*Задания:*
**1)** Определите, согласуются ли с текстом о заговоре Софьи утверждения (а) «в 1687 году стрелецкие начальники поддержали челобитную о венчании Софьи царским венцом», (б) «главным противником заговорщики считали Б.А. Голицына» и (в) «в 1689 году рядовые стрельцы получали по пять рублей». Для каждого ответьте «да» или «нет» и приведите решающие слова текста дословно.
**2)** Напишите продолжение текста о заговоре Софьи, начав сразу после его последней фразы.

*Текст:*
··········

ЗАГОВОР СОФЬИ АЛЕКСЕЕВНЫ ПРОТИВ ПЕТРА

ЗАГОВОР СОФЬИ АЛЕКСЕЕВНЫ ПРОТИВ ПЕТРА

Россия. 1689 год

Освоившись с положением правительницы и привыкнув к власти, Софья не собиралась до конца своих дней оставаться правительницей и исподволь готовила дворцовый переворот, с тем чтобы стать самодержицей. Но для этого надо было лишить Петра права на престол. Своему новому фавориту, Федору Шакловитому, она поручила выведать, как отнесутся стрельцы к ее воцарению. Первые шаги в этом направлении Софья и Шакловитый предприняли еще в 1687 году, когда Федор призвал к себе стрелецких начальников, внушавших ему доверие, и «казал им челобитную, чтоб ей, великой государыне благоверной царевне, венчаться царским венцом». Начальники дали уклончивый ответ: «Воля-де в том государская». Софье пришлось отказаться от немедленного выполнения замысла.

Прошло два года, и Софья решила возобновить свои домогательства на трон. Шакловитый велел стрельцам говорить, «будто князь Борис Алексеевич [Голицын] и Лев Кириллович [Нарышкин] с братьями хотят известь великую государыню благоверную царевну Софью Алексеевну». Да и сама Софья жаловалась стрельцам: «Житье-де наше становится коротко, царя-де Иоанна Алексеевича ставят ни во что, а меня-де называют там [в Преображенском] девкою, будто-де я и не дочь царя Алексея Михайловича». Своим главным противником заговорщики считали Б.А. Голицына.

За участие в предполагаемом бунте стрельцам было обещано вознаграждение. В 1689 году рядовые получали по одному-два рубля, командный состав – от пяти до десяти и даже до ста рублей. Более того, стрельцам было дозволено безнаказанно грабить дома убитых. «А как их побьют, – уговаривал стрельцов Шакловитый, – и кто что в домах их возьмет, и то все перед ними, также-де и сыску никакого не будет». Впрочем, сами стрельцы не намеревались довольствоваться ограблением убитых. Доверенное лицо Шакловитого Никита Гладкой говорил стрельцам: «…ныне-де терпите да ешьте в долг, даст-де Бог, будет ярмонка – станем-де боярские дворы и торговых людей лавки грабить и сносить в дуван».

Ночью по улицам Москвы в сопровождении стрелецких капитанов ездил подьячий Матвей Шошин, нарядившийся в такой же белый атласный кафтан, какой носил Лев Кириллович Нарышкин. Шошин хватал стоявших на карауле стрельцов и велел зверски избивать их, поручив вопить одному из спутников: «Лев Кириллович! За что бить до смерти! Душа христианская». Сам ряженый приговаривал: «Бейте-де гораздо, не то-де им будет – заплачу-де им смерть братей своих». Потерпевших доставляли в Стрелецкий приказ, и они там на допросах, введенные в заблуждение маскарадом, показывали, что стали жертвами Льва Кирилловича. Таким способом Софья и ее сторонники пытались вызвать озлобление стрельцов против Нарышкиных. Сторонники Софьи прибегали и к запугиванию стрелецких командиров расправами, если у власти останутся Нарышкины. Шакловитый говорил пятидесятникам. «А мутит-де всем царица Наталья Кирилловна, а перевесть-де нас хотят тем: меня-де хотят высадить из приказу вон, и вас-де, которые ко мне в дом вхожи, разослать хотят всех по городам».

··········

*Список записей:*
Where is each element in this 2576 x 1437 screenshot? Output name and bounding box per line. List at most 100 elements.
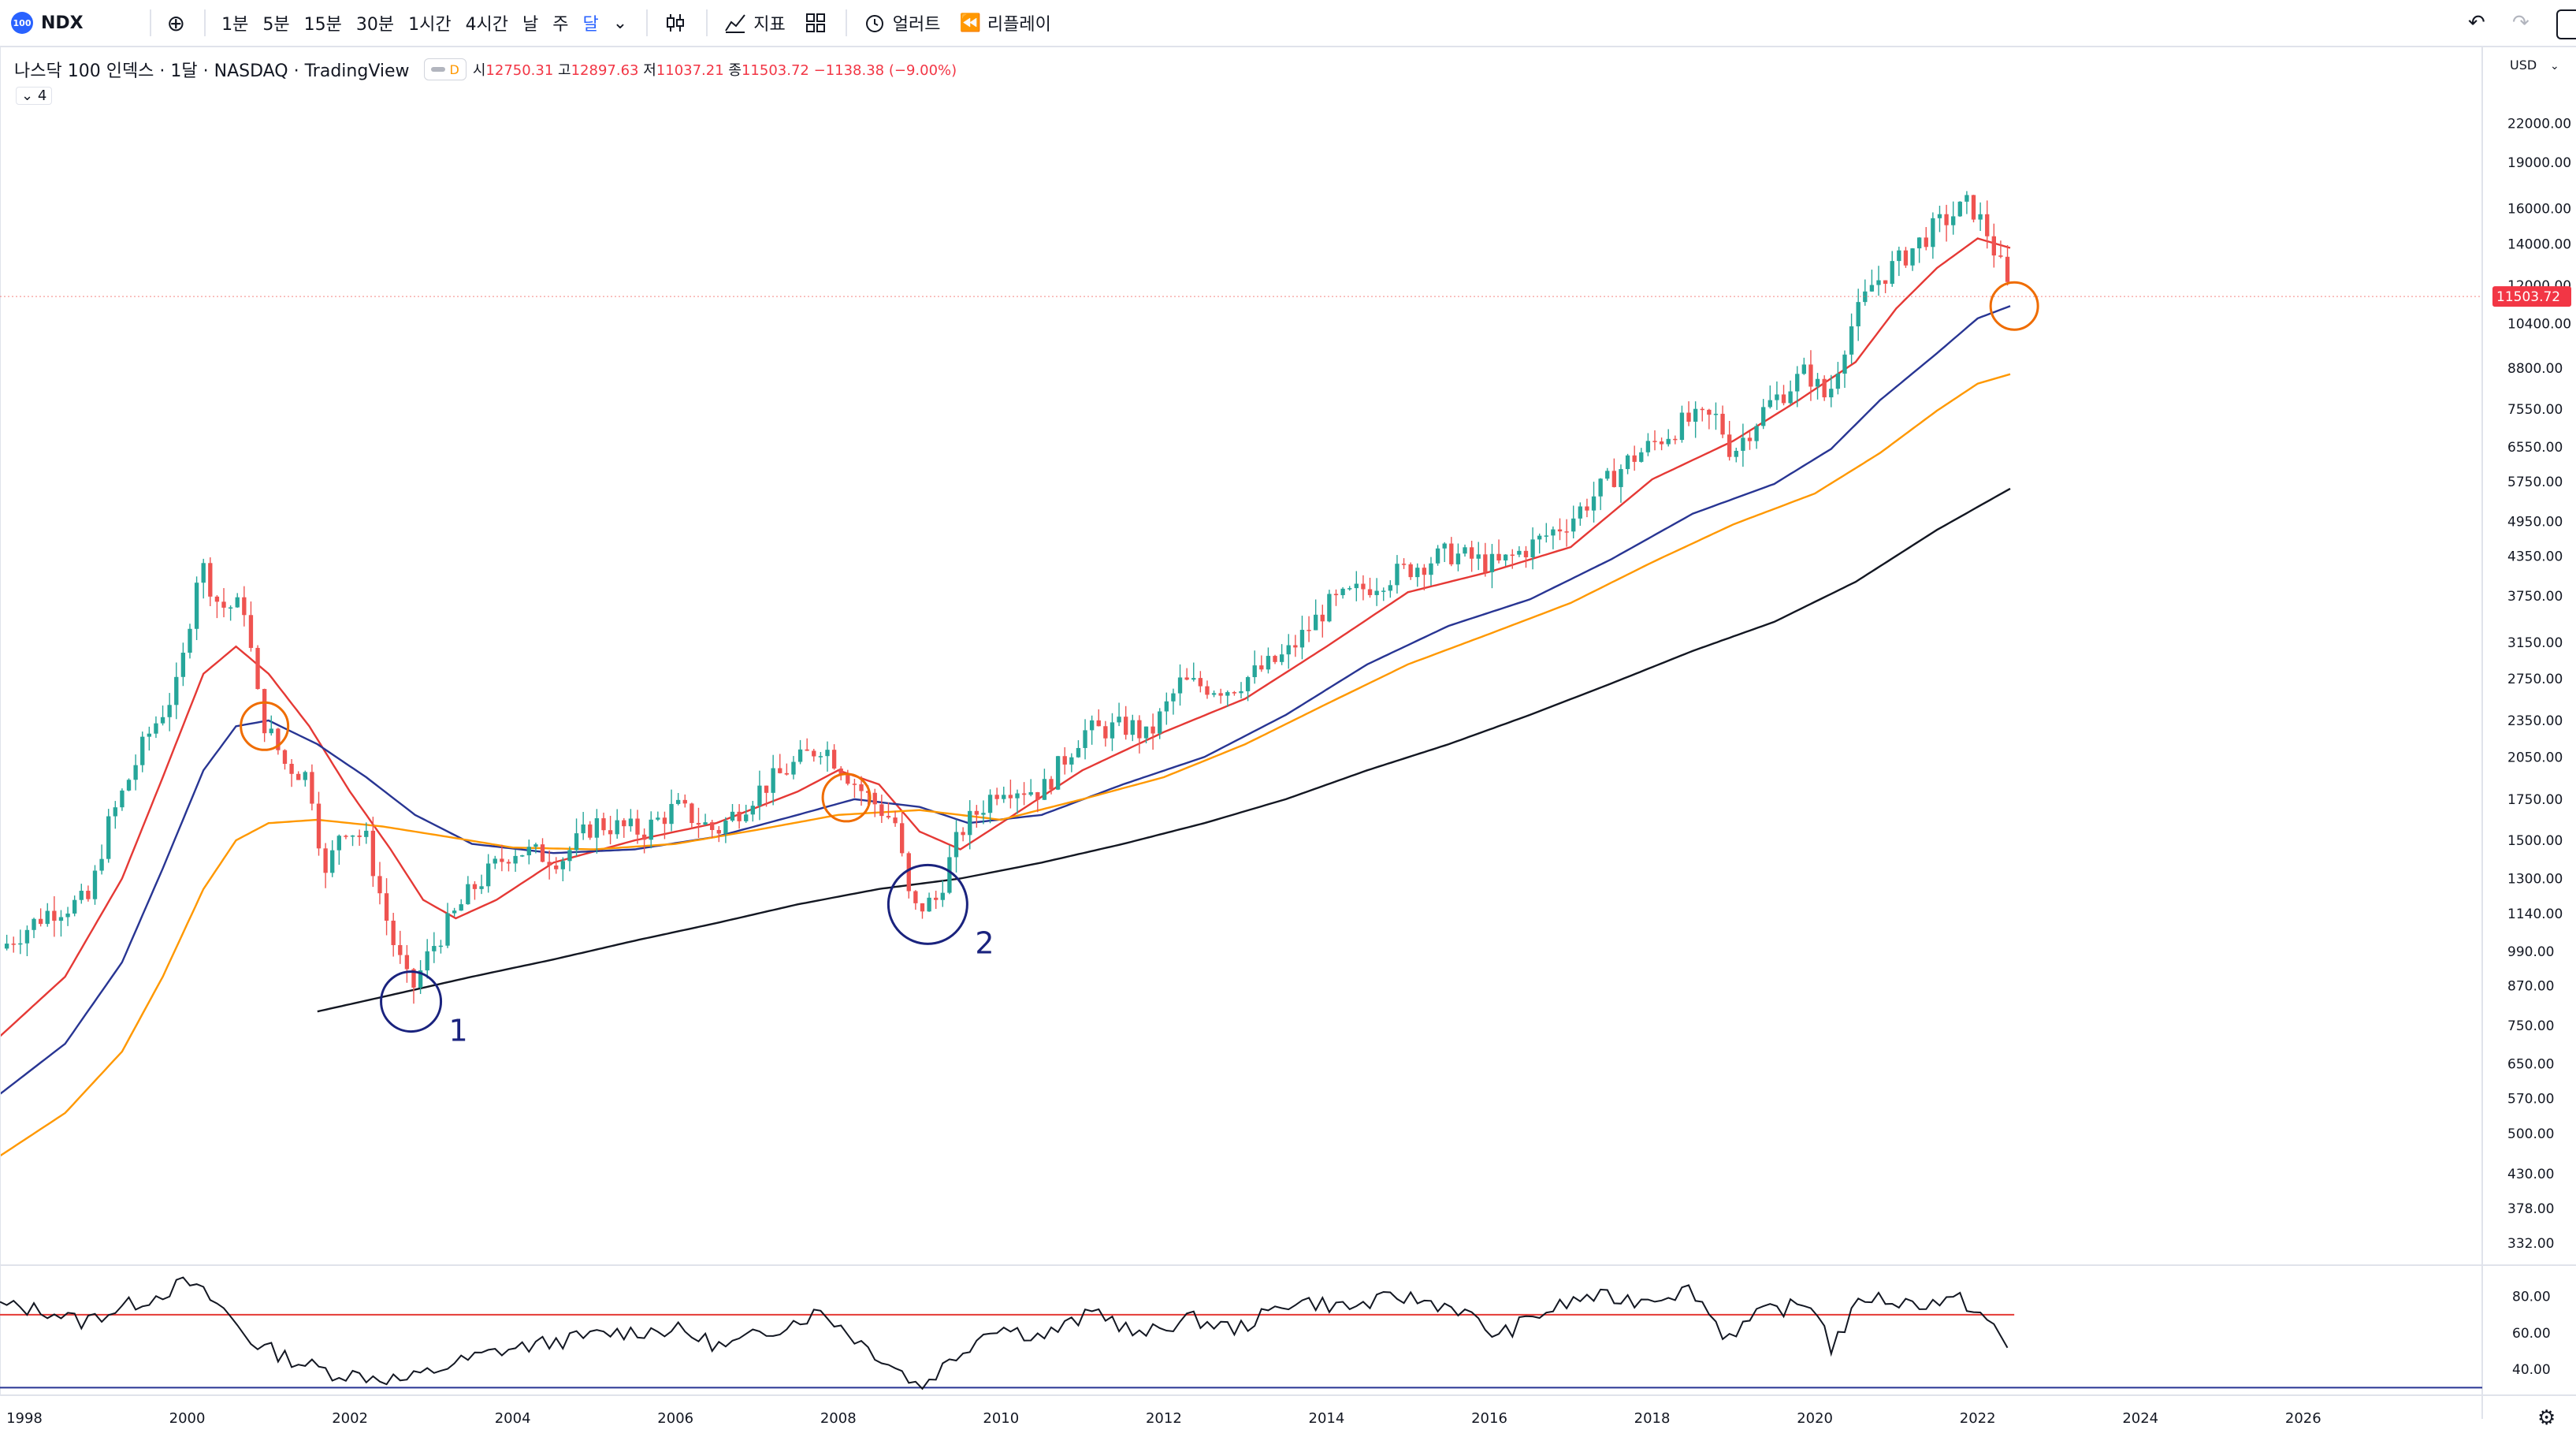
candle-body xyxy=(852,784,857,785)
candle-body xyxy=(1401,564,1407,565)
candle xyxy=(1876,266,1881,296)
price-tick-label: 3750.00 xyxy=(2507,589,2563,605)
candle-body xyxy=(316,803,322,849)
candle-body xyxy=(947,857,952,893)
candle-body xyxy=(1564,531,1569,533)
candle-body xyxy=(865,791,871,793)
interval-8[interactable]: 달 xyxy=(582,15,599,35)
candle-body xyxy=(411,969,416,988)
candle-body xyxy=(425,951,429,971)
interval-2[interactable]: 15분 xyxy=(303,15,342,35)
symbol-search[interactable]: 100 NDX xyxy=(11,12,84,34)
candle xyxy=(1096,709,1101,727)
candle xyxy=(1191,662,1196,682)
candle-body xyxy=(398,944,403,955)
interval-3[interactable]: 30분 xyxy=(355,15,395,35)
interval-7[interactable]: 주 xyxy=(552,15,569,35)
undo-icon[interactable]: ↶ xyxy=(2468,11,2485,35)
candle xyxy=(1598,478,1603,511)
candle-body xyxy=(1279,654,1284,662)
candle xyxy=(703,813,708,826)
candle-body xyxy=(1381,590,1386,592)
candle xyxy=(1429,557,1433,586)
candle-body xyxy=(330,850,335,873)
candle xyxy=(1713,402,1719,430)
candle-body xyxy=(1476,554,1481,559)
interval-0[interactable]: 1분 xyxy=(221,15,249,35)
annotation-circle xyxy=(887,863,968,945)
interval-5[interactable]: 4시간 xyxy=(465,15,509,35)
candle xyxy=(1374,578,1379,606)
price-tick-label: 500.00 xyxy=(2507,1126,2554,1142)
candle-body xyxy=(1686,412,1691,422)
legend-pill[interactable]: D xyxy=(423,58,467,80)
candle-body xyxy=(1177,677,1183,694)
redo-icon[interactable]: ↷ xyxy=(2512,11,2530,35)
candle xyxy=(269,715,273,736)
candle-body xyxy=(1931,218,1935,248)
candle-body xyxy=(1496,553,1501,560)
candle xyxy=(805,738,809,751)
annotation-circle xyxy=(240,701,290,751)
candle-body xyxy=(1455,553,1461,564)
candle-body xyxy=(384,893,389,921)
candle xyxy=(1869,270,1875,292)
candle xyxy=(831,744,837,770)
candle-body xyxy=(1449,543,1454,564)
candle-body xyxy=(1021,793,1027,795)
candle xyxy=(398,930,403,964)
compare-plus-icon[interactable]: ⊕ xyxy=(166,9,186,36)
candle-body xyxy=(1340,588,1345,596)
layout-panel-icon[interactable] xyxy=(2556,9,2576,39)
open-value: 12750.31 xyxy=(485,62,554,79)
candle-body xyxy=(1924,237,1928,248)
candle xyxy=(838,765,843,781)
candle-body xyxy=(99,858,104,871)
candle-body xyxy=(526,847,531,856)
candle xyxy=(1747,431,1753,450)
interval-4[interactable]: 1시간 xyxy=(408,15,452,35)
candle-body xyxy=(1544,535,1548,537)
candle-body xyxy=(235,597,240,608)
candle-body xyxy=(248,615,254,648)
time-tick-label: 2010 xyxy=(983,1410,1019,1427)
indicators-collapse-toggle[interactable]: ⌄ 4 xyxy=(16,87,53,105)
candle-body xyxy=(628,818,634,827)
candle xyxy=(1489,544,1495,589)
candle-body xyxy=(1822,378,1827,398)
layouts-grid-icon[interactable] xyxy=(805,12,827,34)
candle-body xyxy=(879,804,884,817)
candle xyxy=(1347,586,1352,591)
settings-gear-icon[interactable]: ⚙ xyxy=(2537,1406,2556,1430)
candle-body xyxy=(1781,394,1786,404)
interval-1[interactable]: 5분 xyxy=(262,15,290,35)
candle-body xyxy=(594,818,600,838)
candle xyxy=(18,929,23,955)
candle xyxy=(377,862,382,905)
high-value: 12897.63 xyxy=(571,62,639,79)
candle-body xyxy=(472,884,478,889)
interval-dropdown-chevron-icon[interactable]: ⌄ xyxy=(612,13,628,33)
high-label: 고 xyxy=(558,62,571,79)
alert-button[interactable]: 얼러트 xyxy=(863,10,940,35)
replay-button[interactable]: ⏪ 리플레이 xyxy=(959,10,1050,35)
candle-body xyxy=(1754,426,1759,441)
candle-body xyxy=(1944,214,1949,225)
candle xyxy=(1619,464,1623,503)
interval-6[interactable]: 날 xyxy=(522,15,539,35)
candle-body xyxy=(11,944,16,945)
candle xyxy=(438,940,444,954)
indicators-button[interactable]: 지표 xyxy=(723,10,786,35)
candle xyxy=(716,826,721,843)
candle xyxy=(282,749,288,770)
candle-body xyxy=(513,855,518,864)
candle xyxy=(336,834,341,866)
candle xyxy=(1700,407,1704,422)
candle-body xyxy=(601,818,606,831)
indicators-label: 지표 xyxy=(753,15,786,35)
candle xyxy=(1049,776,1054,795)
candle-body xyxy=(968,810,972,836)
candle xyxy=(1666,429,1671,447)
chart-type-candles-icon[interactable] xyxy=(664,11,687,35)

··········

*Ожидаемые ответы:*
**1)**
(а) Нет: «Начальники дали уклончивый ответ».
(б) Да: «Своим главным противником заговорщики считали Б.А. Голицына».
(в) Нет: «рядовые получали по одному-два рубля».

**2)**
Шакловитый предложил верным стрельцам написать челобитную с просьбой, чтобы Софья венчалась на царство. Большинству стрелецких командиров предложение руководителя Стрелецкого приказа повторить события весны и лета 1682 года показалось рискованным. Они отклонили предложение под благовидным предлогом, что не умеют писать челобитные.

Привлечь стрелецких начальников к заговору не удалось: поговорив, они на том и разошлись, получив от Шакловитого щедрую мзду. Осуществление переворота пришлось на некоторое время отложить, хотя часть стрельцов была готова к решительным действиям.

8 июля 1689 года произошел первый публичный скандал. Во время крестного хода царевна Софья пошла со святой иконой вместе с двумя государями, что было неслыханным делом. Петр потребовал, чтобы царевна не выступала наравне с царями. Софья наотрез отказалась, Петр гневно покинул церемонию и уехал в Коломенское

Назревала решающая схватка в борьбе за власть, и произошла она по внешнеполитическому поводу. Петр отказался подписать манифест о наградах за злополучный второй крымский поход. С большим трудом, после многочисленных просьб, все же удалось уговорить его утвердить манифест. Но когда Голицын и его приближенные явились в Преображенское благодарить за награды, то Петр отказался принять их. Атмосфера накалилась до предела, Софья была вне себя от ярости и от вожделения овладеть всей самодержавной властью. Но для этого надо было устранить Петра. Как это сделать? Семь лет ее правления дали неутешительный итог. Авторитета и славы она не приобрела. Развязка наступила неожиданно.

В ночь с 7 на 8 августа 1689 года в Кремле поднялась тревога, стрельцы взялись за ружья, кто-то пустил слух, что потешные из Преображенского идут в Москву. На Лубянке собрали второй отряд в 300 человек Для чего их поставили под ружье, никто толком не знал. Но двое из тех, что предпочитали Петра, ночью помчались в Преображенское и, разбудив, предупредили царя.

Петр бросился в одной рубашке в ближайшую рощу. Ему принесли одежду и седло, и он всю ночь скакал в сопровождении нескольких человек в Троице-Сергиев монастырь, за толстыми стенами которого семь лет назад укрывалась Софья.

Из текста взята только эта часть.